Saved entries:
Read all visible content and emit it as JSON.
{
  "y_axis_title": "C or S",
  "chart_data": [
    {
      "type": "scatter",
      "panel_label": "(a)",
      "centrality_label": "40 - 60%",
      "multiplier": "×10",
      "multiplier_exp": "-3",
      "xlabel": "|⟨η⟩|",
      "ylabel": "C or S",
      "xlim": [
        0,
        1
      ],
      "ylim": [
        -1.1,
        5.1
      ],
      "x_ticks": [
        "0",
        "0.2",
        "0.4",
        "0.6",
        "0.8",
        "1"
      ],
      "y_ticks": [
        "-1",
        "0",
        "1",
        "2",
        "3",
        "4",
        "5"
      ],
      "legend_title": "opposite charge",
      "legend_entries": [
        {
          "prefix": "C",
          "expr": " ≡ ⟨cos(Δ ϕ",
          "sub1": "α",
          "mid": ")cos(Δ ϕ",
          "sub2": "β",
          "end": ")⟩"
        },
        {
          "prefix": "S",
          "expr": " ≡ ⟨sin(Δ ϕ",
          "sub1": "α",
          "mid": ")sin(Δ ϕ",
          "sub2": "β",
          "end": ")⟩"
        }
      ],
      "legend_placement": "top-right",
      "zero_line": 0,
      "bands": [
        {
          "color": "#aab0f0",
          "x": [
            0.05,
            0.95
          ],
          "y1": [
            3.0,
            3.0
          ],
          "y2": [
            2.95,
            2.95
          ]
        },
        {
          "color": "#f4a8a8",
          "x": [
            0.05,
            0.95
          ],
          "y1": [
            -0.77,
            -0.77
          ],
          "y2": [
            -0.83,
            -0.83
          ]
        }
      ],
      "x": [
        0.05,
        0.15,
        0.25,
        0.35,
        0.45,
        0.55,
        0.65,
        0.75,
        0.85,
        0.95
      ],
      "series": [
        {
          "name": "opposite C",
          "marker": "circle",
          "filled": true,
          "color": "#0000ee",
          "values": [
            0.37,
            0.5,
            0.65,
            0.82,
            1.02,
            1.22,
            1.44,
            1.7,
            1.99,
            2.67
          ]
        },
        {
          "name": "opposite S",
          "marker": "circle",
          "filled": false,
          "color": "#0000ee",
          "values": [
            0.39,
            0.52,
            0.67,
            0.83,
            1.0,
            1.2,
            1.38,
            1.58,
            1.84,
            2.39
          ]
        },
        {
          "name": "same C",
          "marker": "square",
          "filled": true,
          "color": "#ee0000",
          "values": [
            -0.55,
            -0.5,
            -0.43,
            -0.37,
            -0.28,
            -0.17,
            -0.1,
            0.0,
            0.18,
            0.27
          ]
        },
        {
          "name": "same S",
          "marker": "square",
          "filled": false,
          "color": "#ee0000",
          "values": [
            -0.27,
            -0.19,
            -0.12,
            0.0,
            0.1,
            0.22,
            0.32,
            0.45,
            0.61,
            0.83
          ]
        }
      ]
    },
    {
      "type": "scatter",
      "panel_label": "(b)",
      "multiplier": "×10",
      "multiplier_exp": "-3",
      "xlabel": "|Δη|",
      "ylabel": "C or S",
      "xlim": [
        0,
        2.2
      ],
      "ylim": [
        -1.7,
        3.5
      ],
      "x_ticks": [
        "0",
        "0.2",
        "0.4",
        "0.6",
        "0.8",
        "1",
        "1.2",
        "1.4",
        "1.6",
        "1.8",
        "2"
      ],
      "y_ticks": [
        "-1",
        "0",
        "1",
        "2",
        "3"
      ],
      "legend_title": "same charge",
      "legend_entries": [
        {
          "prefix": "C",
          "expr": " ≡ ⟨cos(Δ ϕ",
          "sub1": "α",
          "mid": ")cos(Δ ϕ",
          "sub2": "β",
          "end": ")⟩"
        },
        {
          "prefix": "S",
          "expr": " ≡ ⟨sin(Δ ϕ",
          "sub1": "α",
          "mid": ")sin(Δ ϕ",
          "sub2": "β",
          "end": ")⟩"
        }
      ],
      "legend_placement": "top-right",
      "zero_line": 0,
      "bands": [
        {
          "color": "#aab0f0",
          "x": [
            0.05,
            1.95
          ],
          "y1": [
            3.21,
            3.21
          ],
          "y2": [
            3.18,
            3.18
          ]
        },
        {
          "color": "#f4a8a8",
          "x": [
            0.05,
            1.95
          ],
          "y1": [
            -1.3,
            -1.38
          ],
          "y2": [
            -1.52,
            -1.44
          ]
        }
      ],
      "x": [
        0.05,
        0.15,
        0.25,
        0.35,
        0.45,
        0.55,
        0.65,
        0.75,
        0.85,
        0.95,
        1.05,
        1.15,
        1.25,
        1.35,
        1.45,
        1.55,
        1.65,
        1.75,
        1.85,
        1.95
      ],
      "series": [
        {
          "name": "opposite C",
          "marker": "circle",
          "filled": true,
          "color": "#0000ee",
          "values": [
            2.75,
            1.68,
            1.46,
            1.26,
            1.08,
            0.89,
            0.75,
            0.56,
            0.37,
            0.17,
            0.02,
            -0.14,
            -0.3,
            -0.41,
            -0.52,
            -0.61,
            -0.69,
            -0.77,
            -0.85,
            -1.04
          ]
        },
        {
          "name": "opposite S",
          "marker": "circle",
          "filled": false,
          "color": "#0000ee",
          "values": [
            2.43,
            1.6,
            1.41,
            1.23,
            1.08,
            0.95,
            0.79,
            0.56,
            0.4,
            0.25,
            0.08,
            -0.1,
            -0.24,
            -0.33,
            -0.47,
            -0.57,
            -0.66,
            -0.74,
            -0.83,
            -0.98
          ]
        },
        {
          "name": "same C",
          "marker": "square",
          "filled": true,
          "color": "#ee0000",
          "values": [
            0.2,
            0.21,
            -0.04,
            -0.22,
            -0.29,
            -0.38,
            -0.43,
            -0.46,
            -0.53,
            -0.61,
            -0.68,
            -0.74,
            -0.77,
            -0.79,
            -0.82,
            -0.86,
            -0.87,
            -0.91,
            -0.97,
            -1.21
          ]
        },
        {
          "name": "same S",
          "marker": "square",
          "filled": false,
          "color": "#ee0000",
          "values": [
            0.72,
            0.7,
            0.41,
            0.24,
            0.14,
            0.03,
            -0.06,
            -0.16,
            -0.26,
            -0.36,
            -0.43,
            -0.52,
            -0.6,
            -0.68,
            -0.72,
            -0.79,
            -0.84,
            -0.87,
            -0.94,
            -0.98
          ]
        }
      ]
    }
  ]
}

- _Set task_: Extract the complete set of records unchanged.

- _Task response_:
Read all visible content and emit it as JSON.
{
  "y_axis_title": "C or S",
  "chart_data": [
    {
      "type": "scatter",
      "panel_label": "(a)",
      "centrality_label": "40 - 60%",
      "multiplier": "×10",
      "multiplier_exp": "-3",
      "xlabel": "|⟨η⟩|",
      "ylabel": "C or S",
      "xlim": [
        0,
        1
      ],
      "ylim": [
        -1.1,
        5.1
      ],
      "x_ticks": [
        "0",
        "0.2",
        "0.4",
        "0.6",
        "0.8",
        "1"
      ],
      "y_ticks": [
        "-1",
        "0",
        "1",
        "2",
        "3",
        "4",
        "5"
      ],
      "legend_title": "opposite charge",
      "legend_entries": [
        {
          "prefix": "C",
          "expr": " ≡ ⟨cos(Δ ϕ",
          "sub1": "α",
          "mid": ")cos(Δ ϕ",
          "sub2": "β",
          "end": ")⟩"
        },
        {
          "prefix": "S",
          "expr": " ≡ ⟨sin(Δ ϕ",
          "sub1": "α",
          "mid": ")sin(Δ ϕ",
          "sub2": "β",
          "end": ")⟩"
        }
      ],
      "legend_placement": "top-right",
      "zero_line": 0,
      "bands": [
        {
          "color": "#aab0f0",
          "x": [
            0.05,
            0.95
          ],
          "y1": [
            3.0,
            3.0
          ],
          "y2": [
            2.95,
            2.95
          ]
        },
        {
          "color": "#f4a8a8",
          "x": [
            0.05,
            0.95
          ],
          "y1": [
            -0.77,
            -0.77
          ],
          "y2": [
            -0.83,
            -0.83
          ]
        }
      ],
      "x": [
        0.05,
        0.15,
        0.25,
        0.35,
        0.45,
        0.55,
        0.65,
        0.75,
        0.85,
        0.95
      ],
      "series": [
        {
          "name": "opposite C",
          "marker": "circle",
          "filled": true,
          "color": "#0000ee",
          "values": [
            0.37,
            0.5,
            0.65,
            0.82,
            1.02,
            1.22,
            1.44,
            1.7,
            1.99,
            2.67
          ]
        },
        {
          "name": "opposite S",
          "marker": "circle",
          "filled": false,
          "color": "#0000ee",
          "values": [
            0.39,
            0.52,
            0.67,
            0.83,
            1.0,
            1.2,
            1.38,
            1.58,
            1.84,
            2.39
          ]
        },
        {
          "name": "same C",
          "marker": "square",
          "filled": true,
          "color": "#ee0000",
          "values": [
            -0.55,
            -0.5,
            -0.43,
            -0.37,
            -0.28,
            -0.17,
            -0.1,
            0.0,
            0.18,
            0.27
          ]
        },
        {
          "name": "same S",
          "marker": "square",
          "filled": false,
          "color": "#ee0000",
          "values": [
            -0.27,
            -0.19,
            -0.12,
            0.0,
            0.1,
            0.22,
            0.32,
            0.45,
            0.61,
            0.83
          ]
        }
      ]
    },
    {
      "type": "scatter",
      "panel_label": "(b)",
      "multiplier": "×10",
      "multiplier_exp": "-3",
      "xlabel": "|Δη|",
      "ylabel": "C or S",
      "xlim": [
        0,
        2.2
      ],
      "ylim": [
        -1.7,
        3.5
      ],
      "x_ticks": [
        "0",
        "0.2",
        "0.4",
        "0.6",
        "0.8",
        "1",
        "1.2",
        "1.4",
        "1.6",
        "1.8",
        "2"
      ],
      "y_ticks": [
        "-1",
        "0",
        "1",
        "2",
        "3"
      ],
      "legend_title": "same charge",
      "legend_entries": [
        {
          "prefix": "C",
          "expr": " ≡ ⟨cos(Δ ϕ",
          "sub1": "α",
          "mid": ")cos(Δ ϕ",
          "sub2": "β",
          "end": ")⟩"
        },
        {
          "prefix": "S",
          "expr": " ≡ ⟨sin(Δ ϕ",
          "sub1": "α",
          "mid": ")sin(Δ ϕ",
          "sub2": "β",
          "end": ")⟩"
        }
      ],
      "legend_placement": "top-right",
      "zero_line": 0,
      "bands": [
        {
          "color": "#aab0f0",
          "x": [
            0.05,
            1.95
          ],
          "y1": [
            3.21,
            3.21
          ],
          "y2": [
            3.18,
            3.18
          ]
        },
        {
          "color": "#f4a8a8",
          "x": [
            0.05,
            1.95
          ],
          "y1": [
            -1.3,
            -1.38
          ],
          "y2": [
            -1.52,
            -1.44
          ]
        }
      ],
      "x": [
        0.05,
        0.15,
        0.25,
        0.35,
        0.45,
        0.55,
        0.65,
        0.75,
        0.85,
        0.95,
        1.05,
        1.15,
        1.25,
        1.35,
        1.45,
        1.55,
        1.65,
        1.75,
        1.85,
        1.95
      ],
      "series": [
        {
          "name": "opposite C",
          "marker": "circle",
          "filled": true,
          "color": "#0000ee",
          "values": [
            2.75,
            1.68,
            1.46,
            1.26,
            1.08,
            0.89,
            0.75,
            0.56,
            0.37,
            0.17,
            0.02,
            -0.14,
            -0.3,
            -0.41,
            -0.52,
            -0.61,
            -0.69,
            -0.77,
            -0.85,
            -1.04
          ]
        },
        {
          "name": "opposite S",
          "marker": "circle",
          "filled": false,
          "color": "#0000ee",
          "values": [
            2.43,
            1.6,
            1.41,
            1.23,
            1.08,
            0.95,
            0.79,
            0.56,
            0.4,
            0.25,
            0.08,
            -0.1,
            -0.24,
            -0.33,
            -0.47,
            -0.57,
            -0.66,
            -0.74,
            -0.83,
            -0.98
          ]
        },
        {
          "name": "same C",
          "marker": "square",
          "filled": true,
          "color": "#ee0000",
          "values": [
            0.2,
            0.21,
            -0.04,
            -0.22,
            -0.29,
            -0.38,
            -0.43,
            -0.46,
            -0.53,
            -0.61,
            -0.68,
            -0.74,
            -0.77,
            -0.79,
            -0.82,
            -0.86,
            -0.87,
            -0.91,
            -0.97,
            -1.21
          ]
        },
        {
          "name": "same S",
          "marker": "square",
          "filled": false,
          "color": "#ee0000",
          "values": [
            0.72,
            0.7,
            0.41,
            0.24,
            0.14,
            0.03,
            -0.06,
            -0.16,
            -0.26,
            -0.36,
            -0.43,
            -0.52,
            -0.6,
            -0.68,
            -0.72,
            -0.79,
            -0.84,
            -0.87,
            -0.94,
            -0.98
          ]
        }
      ]
    }
  ]
}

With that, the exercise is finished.